>> BEGIN

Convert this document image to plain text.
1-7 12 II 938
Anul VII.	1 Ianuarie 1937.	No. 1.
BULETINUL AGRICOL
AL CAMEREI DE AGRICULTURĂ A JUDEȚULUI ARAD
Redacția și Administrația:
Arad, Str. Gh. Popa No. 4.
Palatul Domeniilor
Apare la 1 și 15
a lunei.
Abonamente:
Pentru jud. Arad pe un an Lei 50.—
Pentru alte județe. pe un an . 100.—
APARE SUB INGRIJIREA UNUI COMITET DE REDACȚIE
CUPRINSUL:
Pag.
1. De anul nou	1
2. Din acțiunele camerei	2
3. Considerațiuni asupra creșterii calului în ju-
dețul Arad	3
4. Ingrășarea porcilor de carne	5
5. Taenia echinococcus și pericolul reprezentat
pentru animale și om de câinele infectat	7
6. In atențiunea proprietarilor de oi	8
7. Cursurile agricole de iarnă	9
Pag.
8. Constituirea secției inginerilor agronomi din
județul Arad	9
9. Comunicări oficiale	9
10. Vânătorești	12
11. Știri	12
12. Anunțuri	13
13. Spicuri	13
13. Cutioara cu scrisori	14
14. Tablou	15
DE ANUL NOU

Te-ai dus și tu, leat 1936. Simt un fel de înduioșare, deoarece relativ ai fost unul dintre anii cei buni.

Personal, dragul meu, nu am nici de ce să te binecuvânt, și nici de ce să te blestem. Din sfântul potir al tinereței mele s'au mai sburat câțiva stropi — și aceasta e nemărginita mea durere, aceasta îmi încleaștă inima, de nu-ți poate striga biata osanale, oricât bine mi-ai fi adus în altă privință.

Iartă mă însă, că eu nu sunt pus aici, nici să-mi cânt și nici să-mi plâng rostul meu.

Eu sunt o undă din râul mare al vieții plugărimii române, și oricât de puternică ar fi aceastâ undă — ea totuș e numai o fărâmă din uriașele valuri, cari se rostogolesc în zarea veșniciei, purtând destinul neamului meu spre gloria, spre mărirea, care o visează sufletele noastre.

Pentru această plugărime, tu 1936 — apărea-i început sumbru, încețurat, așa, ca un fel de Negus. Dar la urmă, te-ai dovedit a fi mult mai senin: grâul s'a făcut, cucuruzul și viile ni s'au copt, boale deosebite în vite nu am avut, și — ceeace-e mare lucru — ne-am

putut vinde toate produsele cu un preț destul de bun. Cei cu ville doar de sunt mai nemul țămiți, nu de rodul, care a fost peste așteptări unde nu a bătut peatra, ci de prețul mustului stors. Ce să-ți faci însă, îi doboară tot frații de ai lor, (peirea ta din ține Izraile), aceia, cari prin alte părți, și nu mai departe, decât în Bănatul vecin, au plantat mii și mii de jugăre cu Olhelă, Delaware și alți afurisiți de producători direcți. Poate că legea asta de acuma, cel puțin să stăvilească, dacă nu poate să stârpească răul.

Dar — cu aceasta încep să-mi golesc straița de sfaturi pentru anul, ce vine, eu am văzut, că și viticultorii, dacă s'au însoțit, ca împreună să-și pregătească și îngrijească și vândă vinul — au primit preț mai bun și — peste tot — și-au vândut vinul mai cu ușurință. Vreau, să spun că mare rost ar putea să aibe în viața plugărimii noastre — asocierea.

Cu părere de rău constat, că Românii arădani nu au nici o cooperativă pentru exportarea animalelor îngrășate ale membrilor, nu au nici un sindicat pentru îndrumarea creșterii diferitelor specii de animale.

>> END

> Instructions for the task: All of the entries need to be reproduced exactly; please write them out.

> Correct response:
Convert this document image to plain text.
1-7 12 II 938
Anul VII.	1 Ianuarie 1937.	No. 1.
BULETINUL AGRICOL
AL CAMEREI DE AGRICULTURĂ A JUDEȚULUI ARAD
Redacția și Administrația:
Arad, Str. Gh. Popa No. 4.
Palatul Domeniilor
Apare la 1 și 15
a lunei.
Abonamente:
Pentru jud. Arad pe un an Lei 50.—
Pentru alte județe. pe un an . 100.—
APARE SUB INGRIJIREA UNUI COMITET DE REDACȚIE
CUPRINSUL:
Pag.
1. De anul nou	1
2. Din acțiunele camerei	2
3. Considerațiuni asupra creșterii calului în ju-
dețul Arad	3
4. Ingrășarea porcilor de carne	5
5. Taenia echinococcus și pericolul reprezentat
pentru animale și om de câinele infectat	7
6. In atențiunea proprietarilor de oi	8
7. Cursurile agricole de iarnă	9
Pag.
8. Constituirea secției inginerilor agronomi din
județul Arad	9
9. Comunicări oficiale	9
10. Vânătorești	12
11. Știri	12
12. Anunțuri	13
13. Spicuri	13
13. Cutioara cu scrisori	14
14. Tablou	15
DE ANUL NOU

Te-ai dus și tu, leat 1936. Simt un fel de înduioșare, deoarece relativ ai fost unul dintre anii cei buni.

Personal, dragul meu, nu am nici de ce să te binecuvânt, și nici de ce să te blestem. Din sfântul potir al tinereței mele s'au mai sburat câțiva stropi — și aceasta e nemărginita mea durere, aceasta îmi încleaștă inima, de nu-ți poate striga biata osanale, oricât bine mi-ai fi adus în altă privință.

Iartă mă însă, că eu nu sunt pus aici, nici să-mi cânt și nici să-mi plâng rostul meu.

Eu sunt o undă din râul mare al vieții plugărimii române, și oricât de puternică ar fi aceastâ undă — ea totuș e numai o fărâmă din uriașele valuri, cari se rostogolesc în zarea veșniciei, purtând destinul neamului meu spre gloria, spre mărirea, care o visează sufletele noastre.

Pentru această plugărime, tu 1936 — apărea-i început sumbru, încețurat, așa, ca un fel de Negus. Dar la urmă, te-ai dovedit a fi mult mai senin: grâul s'a făcut, cucuruzul și viile ni s'au copt, boale deosebite în vite nu am avut, și — ceeace-e mare lucru — ne-am

putut vinde toate produsele cu un preț destul de bun. Cei cu ville doar de sunt mai nemul țămiți, nu de rodul, care a fost peste așteptări unde nu a bătut peatra, ci de prețul mustului stors. Ce să-ți faci însă, îi doboară tot frații de ai lor, (peirea ta din ține Izraile), aceia, cari prin alte părți, și nu mai departe, decât în Bănatul vecin, au plantat mii și mii de jugăre cu Olhelă, Delaware și alți afurisiți de producători direcți. Poate că legea asta de acuma, cel puțin să stăvilească, dacă nu poate să stârpească răul.

Dar — cu aceasta încep să-mi golesc straița de sfaturi pentru anul, ce vine, eu am văzut, că și viticultorii, dacă s'au însoțit, ca împreună să-și pregătească și îngrijească și vândă vinul — au primit preț mai bun și — peste tot — și-au vândut vinul mai cu ușurință. Vreau, să spun că mare rost ar putea să aibe în viața plugărimii noastre — asocierea.

Cu părere de rău constat, că Românii arădani nu au nici o cooperativă pentru exportarea animalelor îngrășate ale membrilor, nu au nici un sindicat pentru îndrumarea creșterii diferitelor specii de animale.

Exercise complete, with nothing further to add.